[A block of data]
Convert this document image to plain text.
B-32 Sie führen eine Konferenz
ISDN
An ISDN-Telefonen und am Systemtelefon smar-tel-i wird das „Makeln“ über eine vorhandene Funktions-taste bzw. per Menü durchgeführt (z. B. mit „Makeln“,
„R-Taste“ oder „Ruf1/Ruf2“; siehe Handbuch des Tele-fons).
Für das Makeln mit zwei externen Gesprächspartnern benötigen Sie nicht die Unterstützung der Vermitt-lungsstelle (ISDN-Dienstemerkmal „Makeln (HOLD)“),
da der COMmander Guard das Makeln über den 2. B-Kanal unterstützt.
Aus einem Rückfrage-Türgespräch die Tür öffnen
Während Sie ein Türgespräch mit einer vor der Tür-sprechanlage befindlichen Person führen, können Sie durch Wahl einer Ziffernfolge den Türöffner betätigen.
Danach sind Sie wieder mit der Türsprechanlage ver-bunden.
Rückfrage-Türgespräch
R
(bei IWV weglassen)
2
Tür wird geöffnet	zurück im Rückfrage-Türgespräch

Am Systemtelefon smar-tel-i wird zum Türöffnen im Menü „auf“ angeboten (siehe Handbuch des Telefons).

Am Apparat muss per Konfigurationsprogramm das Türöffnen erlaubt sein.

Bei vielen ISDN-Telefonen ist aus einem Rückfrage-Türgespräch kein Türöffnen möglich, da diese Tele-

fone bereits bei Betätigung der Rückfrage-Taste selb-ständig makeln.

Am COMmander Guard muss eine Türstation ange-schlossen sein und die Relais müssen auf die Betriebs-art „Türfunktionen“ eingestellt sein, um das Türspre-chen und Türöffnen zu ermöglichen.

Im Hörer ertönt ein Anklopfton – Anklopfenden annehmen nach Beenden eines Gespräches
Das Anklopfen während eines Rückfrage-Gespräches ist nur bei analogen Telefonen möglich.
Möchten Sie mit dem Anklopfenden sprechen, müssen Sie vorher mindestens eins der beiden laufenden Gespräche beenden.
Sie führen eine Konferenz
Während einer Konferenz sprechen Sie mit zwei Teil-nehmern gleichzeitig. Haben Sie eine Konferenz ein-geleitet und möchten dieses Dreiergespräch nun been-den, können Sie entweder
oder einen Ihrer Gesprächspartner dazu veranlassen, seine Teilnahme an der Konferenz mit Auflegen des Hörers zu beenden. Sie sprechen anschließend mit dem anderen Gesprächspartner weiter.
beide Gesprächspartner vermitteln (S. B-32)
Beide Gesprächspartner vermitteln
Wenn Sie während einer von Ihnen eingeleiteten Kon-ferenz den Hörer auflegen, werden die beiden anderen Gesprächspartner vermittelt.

**PROBLEM STATEMENT:**
Recopy the whole listing exactly.

**EXERCISE RESULT:**
Convert this document image to plain text.
B-32 Sie führen eine Konferenz
ISDN
An ISDN-Telefonen und am Systemtelefon smar-tel-i wird das „Makeln“ über eine vorhandene Funktions-taste bzw. per Menü durchgeführt (z. B. mit „Makeln“,
„R-Taste“ oder „Ruf1/Ruf2“; siehe Handbuch des Tele-fons).
Für das Makeln mit zwei externen Gesprächspartnern benötigen Sie nicht die Unterstützung der Vermitt-lungsstelle (ISDN-Dienstemerkmal „Makeln (HOLD)“),
da der COMmander Guard das Makeln über den 2. B-Kanal unterstützt.
Aus einem Rückfrage-Türgespräch die Tür öffnen
Während Sie ein Türgespräch mit einer vor der Tür-sprechanlage befindlichen Person führen, können Sie durch Wahl einer Ziffernfolge den Türöffner betätigen.
Danach sind Sie wieder mit der Türsprechanlage ver-bunden.
Rückfrage-Türgespräch
R
(bei IWV weglassen)
2
Tür wird geöffnet	zurück im Rückfrage-Türgespräch

Am Systemtelefon smar-tel-i wird zum Türöffnen im Menü „auf“ angeboten (siehe Handbuch des Telefons).

Am Apparat muss per Konfigurationsprogramm das Türöffnen erlaubt sein.

Bei vielen ISDN-Telefonen ist aus einem Rückfrage-Türgespräch kein Türöffnen möglich, da diese Tele-

fone bereits bei Betätigung der Rückfrage-Taste selb-ständig makeln.

Am COMmander Guard muss eine Türstation ange-schlossen sein und die Relais müssen auf die Betriebs-art „Türfunktionen“ eingestellt sein, um das Türspre-chen und Türöffnen zu ermöglichen.

Im Hörer ertönt ein Anklopfton – Anklopfenden annehmen nach Beenden eines Gespräches
Das Anklopfen während eines Rückfrage-Gespräches ist nur bei analogen Telefonen möglich.
Möchten Sie mit dem Anklopfenden sprechen, müssen Sie vorher mindestens eins der beiden laufenden Gespräche beenden.
Sie führen eine Konferenz
Während einer Konferenz sprechen Sie mit zwei Teil-nehmern gleichzeitig. Haben Sie eine Konferenz ein-geleitet und möchten dieses Dreiergespräch nun been-den, können Sie entweder
oder einen Ihrer Gesprächspartner dazu veranlassen, seine Teilnahme an der Konferenz mit Auflegen des Hörers zu beenden. Sie sprechen anschließend mit dem anderen Gesprächspartner weiter.
beide Gesprächspartner vermitteln (S. B-32)
Beide Gesprächspartner vermitteln
Wenn Sie während einer von Ihnen eingeleiteten Kon-ferenz den Hörer auflegen, werden die beiden anderen Gesprächspartner vermittelt.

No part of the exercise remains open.